* START Excerpted data *

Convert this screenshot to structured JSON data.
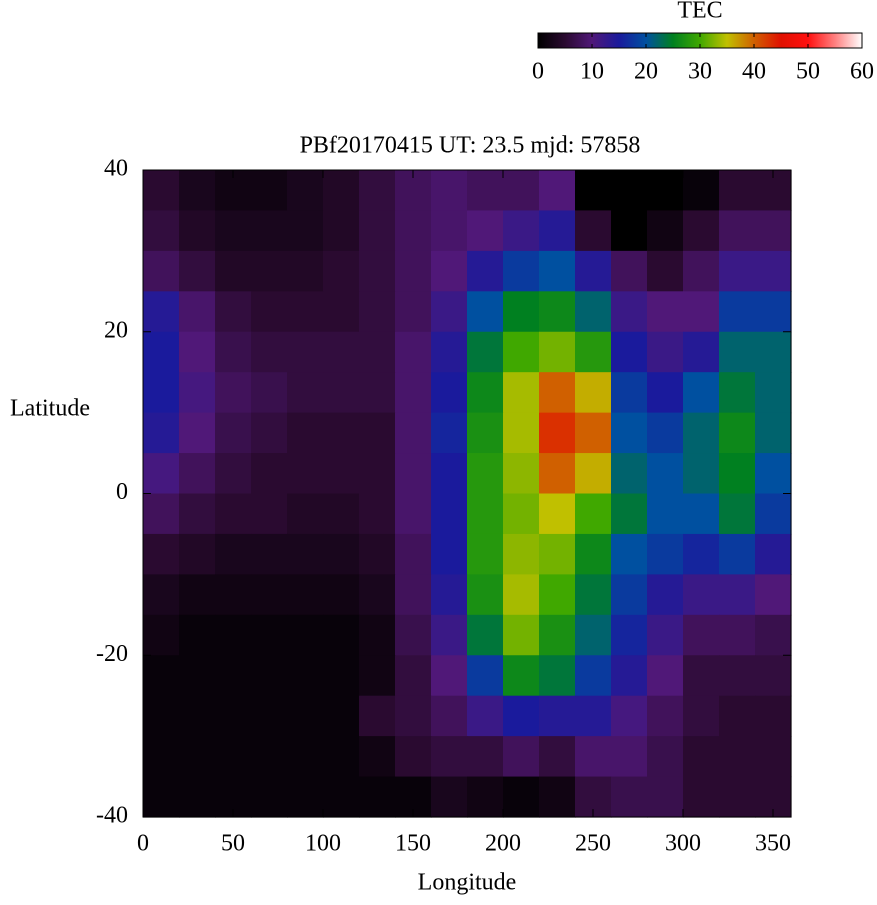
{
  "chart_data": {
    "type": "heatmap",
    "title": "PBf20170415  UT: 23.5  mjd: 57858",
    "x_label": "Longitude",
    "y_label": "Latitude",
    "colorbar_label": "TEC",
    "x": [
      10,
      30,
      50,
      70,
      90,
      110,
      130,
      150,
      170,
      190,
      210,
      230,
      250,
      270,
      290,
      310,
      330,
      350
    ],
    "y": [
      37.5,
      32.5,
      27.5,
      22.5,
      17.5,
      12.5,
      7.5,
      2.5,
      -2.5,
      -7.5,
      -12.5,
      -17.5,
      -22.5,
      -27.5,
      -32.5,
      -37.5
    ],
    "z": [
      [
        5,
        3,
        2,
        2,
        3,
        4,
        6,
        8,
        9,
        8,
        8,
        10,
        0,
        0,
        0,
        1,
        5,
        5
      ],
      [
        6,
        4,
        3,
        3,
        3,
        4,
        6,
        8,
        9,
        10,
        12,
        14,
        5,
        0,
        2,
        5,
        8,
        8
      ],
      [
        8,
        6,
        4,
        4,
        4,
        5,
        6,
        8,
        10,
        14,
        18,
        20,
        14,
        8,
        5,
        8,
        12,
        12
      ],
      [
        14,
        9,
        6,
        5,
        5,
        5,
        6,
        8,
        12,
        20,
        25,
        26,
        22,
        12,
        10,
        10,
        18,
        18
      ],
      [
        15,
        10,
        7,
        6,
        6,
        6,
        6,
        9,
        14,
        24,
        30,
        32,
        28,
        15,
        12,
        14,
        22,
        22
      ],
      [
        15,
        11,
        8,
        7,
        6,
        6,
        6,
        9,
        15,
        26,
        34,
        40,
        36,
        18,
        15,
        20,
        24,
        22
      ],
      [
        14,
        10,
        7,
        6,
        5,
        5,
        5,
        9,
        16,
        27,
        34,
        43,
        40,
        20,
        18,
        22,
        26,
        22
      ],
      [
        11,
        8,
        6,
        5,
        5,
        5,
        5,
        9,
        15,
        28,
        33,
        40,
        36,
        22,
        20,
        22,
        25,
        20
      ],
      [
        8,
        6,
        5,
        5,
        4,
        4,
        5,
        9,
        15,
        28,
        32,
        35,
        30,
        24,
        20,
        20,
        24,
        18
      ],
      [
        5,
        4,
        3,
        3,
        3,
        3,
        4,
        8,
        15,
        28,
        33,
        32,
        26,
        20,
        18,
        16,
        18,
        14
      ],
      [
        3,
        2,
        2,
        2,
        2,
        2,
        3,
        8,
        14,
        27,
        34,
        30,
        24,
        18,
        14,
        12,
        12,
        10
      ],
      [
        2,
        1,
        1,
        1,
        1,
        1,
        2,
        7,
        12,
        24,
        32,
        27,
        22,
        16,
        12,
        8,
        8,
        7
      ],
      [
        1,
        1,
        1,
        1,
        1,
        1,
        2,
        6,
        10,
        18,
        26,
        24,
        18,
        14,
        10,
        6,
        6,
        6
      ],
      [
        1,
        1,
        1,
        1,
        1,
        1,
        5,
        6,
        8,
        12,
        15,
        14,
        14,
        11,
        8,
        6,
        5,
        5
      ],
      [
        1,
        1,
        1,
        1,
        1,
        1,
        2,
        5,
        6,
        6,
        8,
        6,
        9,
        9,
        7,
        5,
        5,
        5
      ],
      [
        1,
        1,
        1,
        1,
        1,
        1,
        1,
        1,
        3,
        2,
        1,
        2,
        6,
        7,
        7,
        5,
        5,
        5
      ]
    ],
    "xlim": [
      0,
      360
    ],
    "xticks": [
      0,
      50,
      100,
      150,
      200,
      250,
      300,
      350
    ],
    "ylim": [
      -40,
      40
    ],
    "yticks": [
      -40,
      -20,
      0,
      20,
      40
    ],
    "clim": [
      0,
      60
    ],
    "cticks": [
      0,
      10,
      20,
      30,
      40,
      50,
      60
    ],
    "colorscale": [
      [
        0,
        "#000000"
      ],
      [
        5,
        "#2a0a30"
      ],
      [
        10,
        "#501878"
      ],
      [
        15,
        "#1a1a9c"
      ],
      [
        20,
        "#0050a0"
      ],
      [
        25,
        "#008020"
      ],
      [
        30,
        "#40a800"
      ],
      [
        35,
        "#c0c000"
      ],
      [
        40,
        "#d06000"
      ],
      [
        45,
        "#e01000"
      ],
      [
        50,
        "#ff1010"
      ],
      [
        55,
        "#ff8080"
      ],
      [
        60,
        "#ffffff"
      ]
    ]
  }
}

* END Excerpted data *
* START Excerpted data *

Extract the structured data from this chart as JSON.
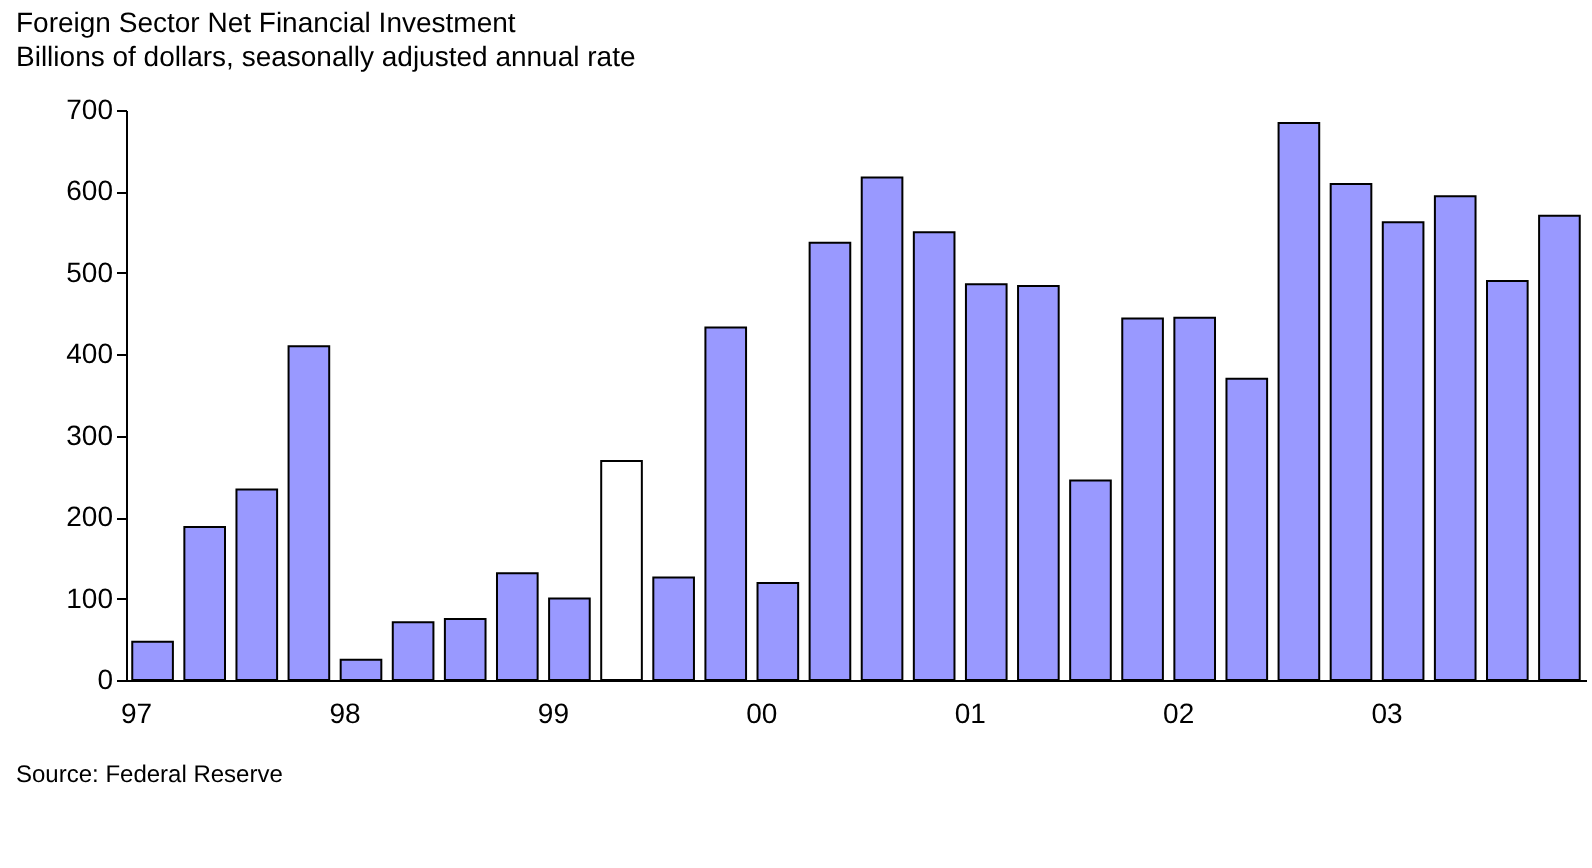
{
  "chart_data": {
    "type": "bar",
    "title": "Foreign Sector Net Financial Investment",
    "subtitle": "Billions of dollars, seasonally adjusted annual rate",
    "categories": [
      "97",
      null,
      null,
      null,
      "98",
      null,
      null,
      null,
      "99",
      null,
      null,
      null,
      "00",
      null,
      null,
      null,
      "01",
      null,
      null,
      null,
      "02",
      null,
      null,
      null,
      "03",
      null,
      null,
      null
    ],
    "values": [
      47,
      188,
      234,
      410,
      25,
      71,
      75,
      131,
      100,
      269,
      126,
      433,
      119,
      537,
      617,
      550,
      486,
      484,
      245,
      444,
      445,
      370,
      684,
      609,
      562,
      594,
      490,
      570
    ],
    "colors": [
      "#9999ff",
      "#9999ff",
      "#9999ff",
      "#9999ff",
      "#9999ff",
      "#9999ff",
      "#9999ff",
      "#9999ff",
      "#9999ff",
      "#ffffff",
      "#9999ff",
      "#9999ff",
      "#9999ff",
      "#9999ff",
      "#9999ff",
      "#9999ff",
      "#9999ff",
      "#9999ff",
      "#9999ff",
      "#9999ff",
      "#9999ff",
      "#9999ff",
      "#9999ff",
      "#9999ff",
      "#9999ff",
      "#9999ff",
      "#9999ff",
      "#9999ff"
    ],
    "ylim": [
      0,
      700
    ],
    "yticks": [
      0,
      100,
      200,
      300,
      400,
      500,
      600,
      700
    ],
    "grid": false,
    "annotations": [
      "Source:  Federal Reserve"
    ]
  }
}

* END Excerpted data *

● **Task to carry out**
Determine how many lines in the data above contain the string "this". Give nothing except the number.

● **Result of the task**
2